-- begin --

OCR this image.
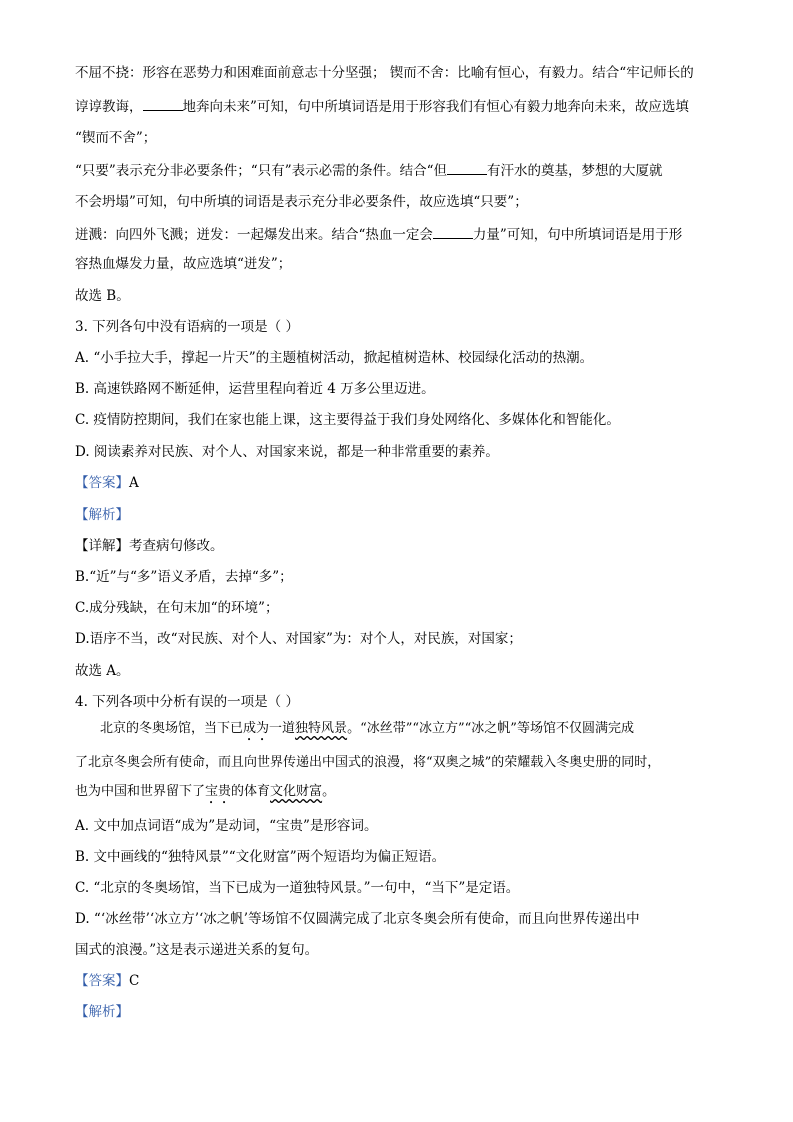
不屈不挠：形容在恶势力和困难面前意志十分坚强； 锲而不舍：比喻有恒心，有毅力。结合“牢记师长的
谆谆教诲，	地奔向未来”可知，句中所填词语是用于形容我们有恒心有毅力地奔向未来，故应选填
“锲而不舍”；
“只要”表示充分非必要条件；“只有”表示必需的条件。结合“但	有汗水的奠基，梦想的大厦就
不会坍塌”可知，句中所填的词语是表示充分非必要条件，故应选填“只要”；
迸溅：向四外飞溅；迸发：一起爆发出来。结合“热血一定会	力量”可知，句中所填词语是用于形
容热血爆发力量，故应选填“迸发”；
故选 B。
3. 下列各句中没有语病的一项是（ ）
A. “小手拉大手，撑起一片天”的主题植树活动，掀起植树造林、校园绿化活动的热潮。
B. 高速铁路网不断延伸，运营里程向着近 4 万多公里迈进。
C. 疫情防控期间，我们在家也能上课，这主要得益于我们身处网络化、多媒体化和智能化。
D. 阅读素养对民族、对个人、对国家来说，都是一种非常重要的素养。
【答案】A
【解析】
【详解】考查病句修改。
B.“近”与“多”语义矛盾，去掉“多”；
C.成分残缺，在句末加“的环境”；
D.语序不当，改“对民族、对个人、对国家”为：对个人，对民族，对国家；
故选 A。
4. 下列各项中分析有误的一项是（ ）
北京的冬奥场馆，当下已成为一道独特风景。“冰丝带”“冰立方”“冰之帆”等场馆不仅圆满完成
了北京冬奥会所有使命，而且向世界传递出中国式的浪漫，将“双奥之城”的荣耀载入冬奥史册的同时，
也为中国和世界留下了宝贵的体育文化财富。
A. 文中加点词语“成为”是动词，“宝贵”是形容词。
B. 文中画线的“独特风景”“文化财富”两个短语均为偏正短语。
C. “北京的冬奥场馆，当下已成为一道独特风景。”一句中，“当下”是定语。
D. “‘冰丝带’‘冰立方’‘冰之帆’等场馆不仅圆满完成了北京冬奥会所有使命，而且向世界传递出中
国式的浪漫。”这是表示递进关系的复句。
【答案】C
【解析】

-- end --

| Given request |
Repeat the entries exactly and keep the pictures out of the copy.

| Answer to this problem |
OCR this image.
不屈不挠：形容在恶势力和困难面前意志十分坚强； 锲而不舍：比喻有恒心，有毅力。结合“牢记师长的
谆谆教诲，	地奔向未来”可知，句中所填词语是用于形容我们有恒心有毅力地奔向未来，故应选填
“锲而不舍”；
“只要”表示充分非必要条件；“只有”表示必需的条件。结合“但	有汗水的奠基，梦想的大厦就
不会坍塌”可知，句中所填的词语是表示充分非必要条件，故应选填“只要”；
迸溅：向四外飞溅；迸发：一起爆发出来。结合“热血一定会	力量”可知，句中所填词语是用于形
容热血爆发力量，故应选填“迸发”；
故选 B。
3. 下列各句中没有语病的一项是（ ）
A. “小手拉大手，撑起一片天”的主题植树活动，掀起植树造林、校园绿化活动的热潮。
B. 高速铁路网不断延伸，运营里程向着近 4 万多公里迈进。
C. 疫情防控期间，我们在家也能上课，这主要得益于我们身处网络化、多媒体化和智能化。
D. 阅读素养对民族、对个人、对国家来说，都是一种非常重要的素养。
【答案】A
【解析】
【详解】考查病句修改。
B.“近”与“多”语义矛盾，去掉“多”；
C.成分残缺，在句末加“的环境”；
D.语序不当，改“对民族、对个人、对国家”为：对个人，对民族，对国家；
故选 A。
4. 下列各项中分析有误的一项是（ ）
北京的冬奥场馆，当下已成为一道独特风景。“冰丝带”“冰立方”“冰之帆”等场馆不仅圆满完成
了北京冬奥会所有使命，而且向世界传递出中国式的浪漫，将“双奥之城”的荣耀载入冬奥史册的同时，
也为中国和世界留下了宝贵的体育文化财富。
A. 文中加点词语“成为”是动词，“宝贵”是形容词。
B. 文中画线的“独特风景”“文化财富”两个短语均为偏正短语。
C. “北京的冬奥场馆，当下已成为一道独特风景。”一句中，“当下”是定语。
D. “‘冰丝带’‘冰立方’‘冰之帆’等场馆不仅圆满完成了北京冬奥会所有使命，而且向世界传递出中
国式的浪漫。”这是表示递进关系的复句。
【答案】C
【解析】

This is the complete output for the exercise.